*Figure dataset records*
----------
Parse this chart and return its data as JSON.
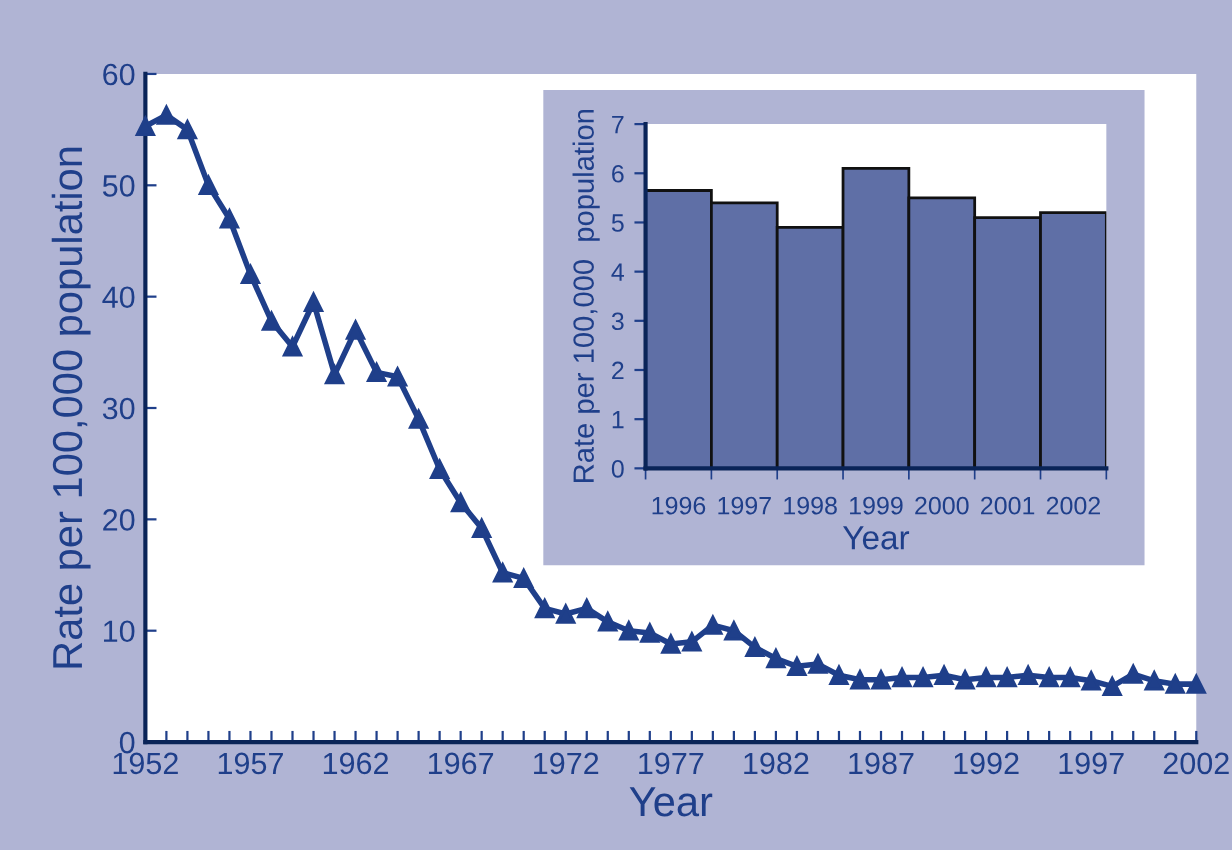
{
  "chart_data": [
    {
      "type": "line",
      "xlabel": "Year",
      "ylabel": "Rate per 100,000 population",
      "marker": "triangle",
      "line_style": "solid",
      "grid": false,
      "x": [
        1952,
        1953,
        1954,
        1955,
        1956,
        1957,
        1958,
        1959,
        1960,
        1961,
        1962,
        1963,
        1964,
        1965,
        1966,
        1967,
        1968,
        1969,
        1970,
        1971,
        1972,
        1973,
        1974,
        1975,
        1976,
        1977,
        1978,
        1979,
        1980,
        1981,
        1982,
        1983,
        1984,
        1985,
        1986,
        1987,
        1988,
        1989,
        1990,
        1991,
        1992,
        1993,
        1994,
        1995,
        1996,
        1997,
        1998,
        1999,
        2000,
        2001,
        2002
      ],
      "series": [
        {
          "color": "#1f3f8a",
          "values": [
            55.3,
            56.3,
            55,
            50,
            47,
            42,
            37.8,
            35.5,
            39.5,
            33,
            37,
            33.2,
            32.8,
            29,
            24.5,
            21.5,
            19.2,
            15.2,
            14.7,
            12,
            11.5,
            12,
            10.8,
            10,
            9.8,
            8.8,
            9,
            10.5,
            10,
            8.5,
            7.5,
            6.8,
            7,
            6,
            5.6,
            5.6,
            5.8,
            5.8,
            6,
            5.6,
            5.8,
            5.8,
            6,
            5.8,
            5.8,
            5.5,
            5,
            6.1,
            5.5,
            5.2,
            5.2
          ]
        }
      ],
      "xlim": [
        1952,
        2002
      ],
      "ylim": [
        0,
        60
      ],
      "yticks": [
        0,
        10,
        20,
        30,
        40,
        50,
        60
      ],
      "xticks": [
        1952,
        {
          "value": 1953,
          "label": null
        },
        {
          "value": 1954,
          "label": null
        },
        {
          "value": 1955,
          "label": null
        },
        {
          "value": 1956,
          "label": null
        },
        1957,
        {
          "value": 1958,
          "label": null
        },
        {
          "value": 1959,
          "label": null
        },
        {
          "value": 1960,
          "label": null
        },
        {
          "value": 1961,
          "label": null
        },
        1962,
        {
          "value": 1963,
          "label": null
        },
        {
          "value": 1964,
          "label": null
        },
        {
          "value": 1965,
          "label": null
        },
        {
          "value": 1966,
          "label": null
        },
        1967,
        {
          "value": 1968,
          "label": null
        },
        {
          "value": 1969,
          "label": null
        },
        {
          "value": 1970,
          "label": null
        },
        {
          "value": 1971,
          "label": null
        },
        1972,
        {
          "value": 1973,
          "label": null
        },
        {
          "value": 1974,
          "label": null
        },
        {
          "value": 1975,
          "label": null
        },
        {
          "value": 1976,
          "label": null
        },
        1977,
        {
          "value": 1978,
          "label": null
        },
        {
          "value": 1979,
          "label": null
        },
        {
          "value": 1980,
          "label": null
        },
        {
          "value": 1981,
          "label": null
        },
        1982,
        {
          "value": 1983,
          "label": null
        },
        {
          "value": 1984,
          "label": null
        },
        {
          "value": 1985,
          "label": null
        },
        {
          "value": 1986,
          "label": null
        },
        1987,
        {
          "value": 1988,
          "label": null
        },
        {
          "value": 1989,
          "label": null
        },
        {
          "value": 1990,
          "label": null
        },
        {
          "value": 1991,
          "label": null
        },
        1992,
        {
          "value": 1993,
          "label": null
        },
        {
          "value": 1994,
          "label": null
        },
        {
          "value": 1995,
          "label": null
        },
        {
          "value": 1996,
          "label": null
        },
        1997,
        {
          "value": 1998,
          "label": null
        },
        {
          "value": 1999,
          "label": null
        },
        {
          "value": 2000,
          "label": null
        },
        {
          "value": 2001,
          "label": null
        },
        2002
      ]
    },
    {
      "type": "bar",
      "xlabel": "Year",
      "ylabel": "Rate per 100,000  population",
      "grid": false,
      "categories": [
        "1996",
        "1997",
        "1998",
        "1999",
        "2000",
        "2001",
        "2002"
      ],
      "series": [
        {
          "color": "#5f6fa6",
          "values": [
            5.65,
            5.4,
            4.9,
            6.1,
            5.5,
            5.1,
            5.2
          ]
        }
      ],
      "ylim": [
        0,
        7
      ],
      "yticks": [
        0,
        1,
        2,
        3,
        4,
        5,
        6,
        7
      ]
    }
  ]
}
----------
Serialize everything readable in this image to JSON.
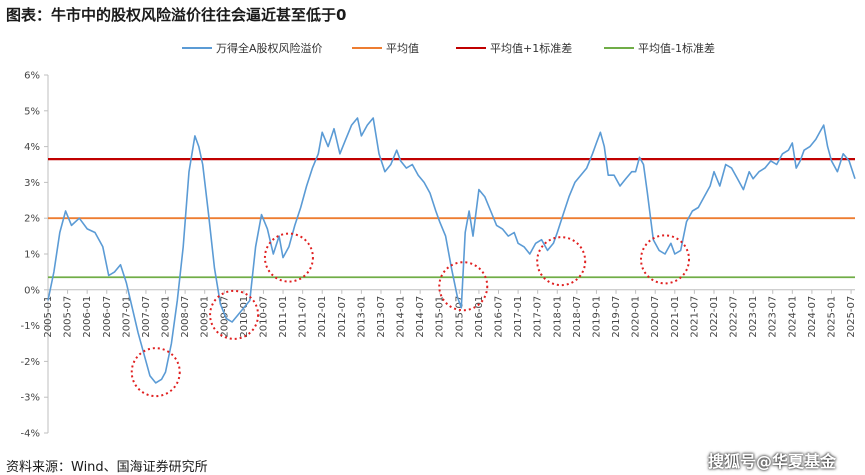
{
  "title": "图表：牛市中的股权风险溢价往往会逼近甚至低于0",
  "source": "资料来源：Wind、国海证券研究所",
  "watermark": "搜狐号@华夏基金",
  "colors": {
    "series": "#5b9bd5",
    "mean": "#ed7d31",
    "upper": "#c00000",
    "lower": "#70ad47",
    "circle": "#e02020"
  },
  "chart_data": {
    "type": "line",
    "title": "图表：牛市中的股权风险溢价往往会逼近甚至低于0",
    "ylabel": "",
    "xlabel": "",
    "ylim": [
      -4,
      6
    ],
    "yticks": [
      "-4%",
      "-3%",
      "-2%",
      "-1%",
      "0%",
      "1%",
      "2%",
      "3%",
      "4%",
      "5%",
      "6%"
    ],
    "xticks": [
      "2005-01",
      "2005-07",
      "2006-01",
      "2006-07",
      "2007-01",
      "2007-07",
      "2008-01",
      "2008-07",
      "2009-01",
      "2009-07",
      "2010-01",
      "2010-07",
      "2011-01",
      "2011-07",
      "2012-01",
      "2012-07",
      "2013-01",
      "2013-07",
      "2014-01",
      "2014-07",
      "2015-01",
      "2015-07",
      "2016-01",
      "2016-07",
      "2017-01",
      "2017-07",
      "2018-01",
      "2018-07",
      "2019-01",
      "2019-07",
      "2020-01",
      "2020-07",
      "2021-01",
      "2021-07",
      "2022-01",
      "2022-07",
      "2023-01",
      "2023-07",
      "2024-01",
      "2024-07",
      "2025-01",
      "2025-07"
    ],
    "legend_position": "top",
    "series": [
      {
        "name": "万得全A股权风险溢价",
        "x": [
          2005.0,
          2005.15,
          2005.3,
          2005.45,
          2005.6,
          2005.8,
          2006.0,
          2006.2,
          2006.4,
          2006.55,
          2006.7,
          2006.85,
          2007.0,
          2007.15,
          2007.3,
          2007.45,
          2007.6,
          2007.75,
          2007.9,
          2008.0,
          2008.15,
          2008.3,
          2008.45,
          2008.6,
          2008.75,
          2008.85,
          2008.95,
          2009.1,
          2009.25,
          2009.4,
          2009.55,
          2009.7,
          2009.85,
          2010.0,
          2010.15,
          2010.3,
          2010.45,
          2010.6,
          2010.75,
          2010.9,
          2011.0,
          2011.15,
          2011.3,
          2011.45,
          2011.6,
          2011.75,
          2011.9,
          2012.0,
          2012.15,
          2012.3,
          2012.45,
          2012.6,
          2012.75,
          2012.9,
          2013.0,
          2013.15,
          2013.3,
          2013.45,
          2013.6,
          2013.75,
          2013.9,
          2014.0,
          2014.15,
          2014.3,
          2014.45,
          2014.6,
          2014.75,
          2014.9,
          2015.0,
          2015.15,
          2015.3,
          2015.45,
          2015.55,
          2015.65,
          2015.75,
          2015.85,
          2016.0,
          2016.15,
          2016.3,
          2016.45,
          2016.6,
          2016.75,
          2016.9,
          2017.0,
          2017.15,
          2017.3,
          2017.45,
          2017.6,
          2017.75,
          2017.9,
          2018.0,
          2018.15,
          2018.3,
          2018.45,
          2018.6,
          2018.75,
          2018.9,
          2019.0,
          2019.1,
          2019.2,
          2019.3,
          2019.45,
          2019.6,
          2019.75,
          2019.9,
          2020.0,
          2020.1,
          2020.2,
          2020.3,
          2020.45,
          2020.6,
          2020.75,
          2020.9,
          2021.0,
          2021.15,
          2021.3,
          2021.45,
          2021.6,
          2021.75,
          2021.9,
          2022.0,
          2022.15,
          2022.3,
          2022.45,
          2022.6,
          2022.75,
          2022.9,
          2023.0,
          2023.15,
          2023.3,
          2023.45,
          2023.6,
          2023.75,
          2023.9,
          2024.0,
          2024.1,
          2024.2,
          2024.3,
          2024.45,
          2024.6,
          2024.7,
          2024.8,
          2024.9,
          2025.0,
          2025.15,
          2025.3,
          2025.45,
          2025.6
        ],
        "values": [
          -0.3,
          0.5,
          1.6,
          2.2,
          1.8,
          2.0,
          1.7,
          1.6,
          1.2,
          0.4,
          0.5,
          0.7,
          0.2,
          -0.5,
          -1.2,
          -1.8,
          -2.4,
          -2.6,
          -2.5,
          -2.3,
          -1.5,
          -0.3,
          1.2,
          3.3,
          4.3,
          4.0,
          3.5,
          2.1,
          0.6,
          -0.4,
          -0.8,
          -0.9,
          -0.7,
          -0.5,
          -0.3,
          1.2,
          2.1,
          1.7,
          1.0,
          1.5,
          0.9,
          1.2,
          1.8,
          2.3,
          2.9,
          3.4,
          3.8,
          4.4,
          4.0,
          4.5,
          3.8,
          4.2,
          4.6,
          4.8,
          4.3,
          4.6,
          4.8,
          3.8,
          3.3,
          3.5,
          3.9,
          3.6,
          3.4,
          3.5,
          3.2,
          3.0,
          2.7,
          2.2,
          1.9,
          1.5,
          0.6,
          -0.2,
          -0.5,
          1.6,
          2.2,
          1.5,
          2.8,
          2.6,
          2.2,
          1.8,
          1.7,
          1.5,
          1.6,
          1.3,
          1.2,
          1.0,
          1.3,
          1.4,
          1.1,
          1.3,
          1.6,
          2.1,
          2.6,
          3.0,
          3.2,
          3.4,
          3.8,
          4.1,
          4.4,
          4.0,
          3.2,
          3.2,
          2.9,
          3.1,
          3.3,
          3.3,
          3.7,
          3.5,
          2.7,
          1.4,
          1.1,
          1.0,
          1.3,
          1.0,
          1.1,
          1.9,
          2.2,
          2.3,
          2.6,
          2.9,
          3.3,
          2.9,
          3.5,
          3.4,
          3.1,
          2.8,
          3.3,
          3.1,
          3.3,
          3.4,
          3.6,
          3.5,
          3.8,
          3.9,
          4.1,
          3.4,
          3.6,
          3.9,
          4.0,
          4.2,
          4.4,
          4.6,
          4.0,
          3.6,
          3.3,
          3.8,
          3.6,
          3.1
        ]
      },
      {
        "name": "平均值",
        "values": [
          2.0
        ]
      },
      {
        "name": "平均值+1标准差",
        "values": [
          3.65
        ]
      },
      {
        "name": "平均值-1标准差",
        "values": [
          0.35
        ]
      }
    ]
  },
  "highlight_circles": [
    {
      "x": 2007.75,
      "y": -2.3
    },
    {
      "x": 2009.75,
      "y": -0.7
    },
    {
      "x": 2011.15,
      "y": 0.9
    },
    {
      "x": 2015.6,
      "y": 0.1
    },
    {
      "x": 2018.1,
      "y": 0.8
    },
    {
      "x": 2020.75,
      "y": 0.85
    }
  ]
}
----------
*What this task involves*
Using the listing above, return all lines where the word "JSON" occurs.

*Solution to this problem*
Parse this chart and return its data as JSON.
Serialize everything readable in this image to JSON.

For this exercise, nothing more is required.